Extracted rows
§
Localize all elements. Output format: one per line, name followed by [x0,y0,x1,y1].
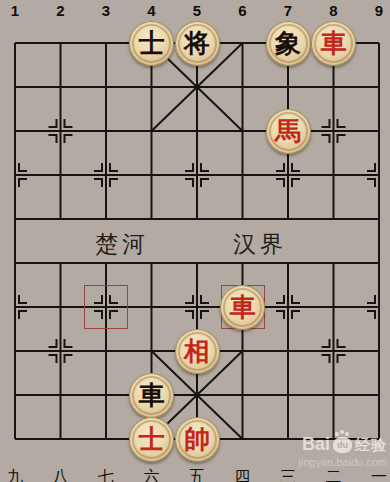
piece-red-chariot[interactable]: 車 [220,285,265,330]
piece-red-advisor[interactable]: 士 [129,417,174,462]
column-label-top: 9 [368,2,390,19]
piece-glyph: 象 [275,30,301,56]
piece-glyph: 士 [139,426,165,452]
piece-glyph: 車 [321,30,347,56]
piece-glyph: 馬 [275,118,301,144]
watermark-brand-cn: 经验 [355,437,387,454]
piece-black-advisor[interactable]: 士 [129,21,174,66]
piece-glyph: 将 [184,30,210,56]
column-label-bottom: 三 [277,467,299,482]
last-move-highlight [83,285,129,329]
column-label-top: 7 [277,2,299,19]
piece-black-elephant[interactable]: 象 [266,21,311,66]
piece-black-chariot[interactable]: 車 [129,373,174,418]
baidu-paw-icon: du [333,437,352,453]
piece-red-general[interactable]: 帥 [175,417,220,462]
column-label-bottom: 二 [323,467,345,482]
column-label-top: 6 [232,2,254,19]
column-label-bottom: 九 [4,467,26,482]
column-label-top: 4 [141,2,163,19]
piece-glyph: 帥 [184,426,210,452]
column-label-top: 5 [186,2,208,19]
column-label-top: 1 [4,2,26,19]
watermark-url: jingyan.baidu.com [298,456,387,468]
column-label-top: 8 [323,2,345,19]
piece-glyph: 相 [184,338,210,364]
piece-red-chariot[interactable]: 車 [311,21,356,66]
piece-black-general[interactable]: 将 [175,21,220,66]
piece-grid: 士将象車馬車相車士帥 [0,21,390,461]
piece-glyph: 車 [139,382,165,408]
xiangqi-board: 123456789 九八七六五四三二一 楚河 汉界 士将象車馬車相車士帥 Bai… [0,0,390,482]
column-label-bottom: 四 [232,467,254,482]
column-label-bottom: 八 [50,467,72,482]
column-label-top: 2 [50,2,72,19]
watermark-brand-latin: Bai [302,435,330,455]
piece-glyph: 車 [230,294,256,320]
column-label-bottom: 六 [141,467,163,482]
column-label-top: 3 [95,2,117,19]
column-label-bottom: 一 [368,467,390,482]
column-label-bottom: 五 [186,467,208,482]
piece-glyph: 士 [139,30,165,56]
piece-red-elephant[interactable]: 相 [175,329,220,374]
baidu-jingyan-watermark: Bai du 经验 jingyan.baidu.com [298,435,387,468]
column-label-bottom: 七 [95,467,117,482]
piece-red-horse[interactable]: 馬 [266,109,311,154]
§
◆ Problem details ◆
Copy every row above verbatim, leaving the picture out of your answer.

◆ Expected answer ◆
Localize all elements. Output format: one per line, name followed by [x0,y0,x1,y1].
piece-red-chariot[interactable]: 車 [220,285,265,330]
piece-red-advisor[interactable]: 士 [129,417,174,462]
column-label-top: 9 [368,2,390,19]
piece-glyph: 象 [275,30,301,56]
piece-glyph: 士 [139,426,165,452]
piece-glyph: 車 [321,30,347,56]
piece-glyph: 馬 [275,118,301,144]
watermark-brand-cn: 经验 [355,437,387,454]
piece-black-advisor[interactable]: 士 [129,21,174,66]
piece-glyph: 将 [184,30,210,56]
column-label-bottom: 三 [277,467,299,482]
last-move-highlight [83,285,129,329]
column-label-top: 7 [277,2,299,19]
piece-black-elephant[interactable]: 象 [266,21,311,66]
piece-black-chariot[interactable]: 車 [129,373,174,418]
baidu-paw-icon: du [333,437,352,453]
piece-red-general[interactable]: 帥 [175,417,220,462]
column-label-bottom: 二 [323,467,345,482]
column-label-top: 6 [232,2,254,19]
column-label-bottom: 九 [4,467,26,482]
column-label-top: 4 [141,2,163,19]
piece-glyph: 帥 [184,426,210,452]
column-label-top: 5 [186,2,208,19]
column-label-top: 1 [4,2,26,19]
watermark-url: jingyan.baidu.com [298,456,387,468]
column-label-top: 8 [323,2,345,19]
piece-glyph: 相 [184,338,210,364]
piece-red-chariot[interactable]: 車 [311,21,356,66]
piece-black-general[interactable]: 将 [175,21,220,66]
piece-grid: 士将象車馬車相車士帥 [0,21,390,461]
piece-glyph: 車 [139,382,165,408]
xiangqi-board: 123456789 九八七六五四三二一 楚河 汉界 士将象車馬車相車士帥 Bai… [0,0,390,482]
column-label-bottom: 四 [232,467,254,482]
column-label-bottom: 八 [50,467,72,482]
column-label-top: 2 [50,2,72,19]
watermark-brand-latin: Bai [302,435,330,455]
piece-glyph: 車 [230,294,256,320]
column-label-bottom: 六 [141,467,163,482]
column-label-top: 3 [95,2,117,19]
column-label-bottom: 一 [368,467,390,482]
column-label-bottom: 五 [186,467,208,482]
piece-glyph: 士 [139,30,165,56]
piece-red-elephant[interactable]: 相 [175,329,220,374]
baidu-jingyan-watermark: Bai du 经验 jingyan.baidu.com [298,435,387,468]
column-label-bottom: 七 [95,467,117,482]
piece-red-horse[interactable]: 馬 [266,109,311,154]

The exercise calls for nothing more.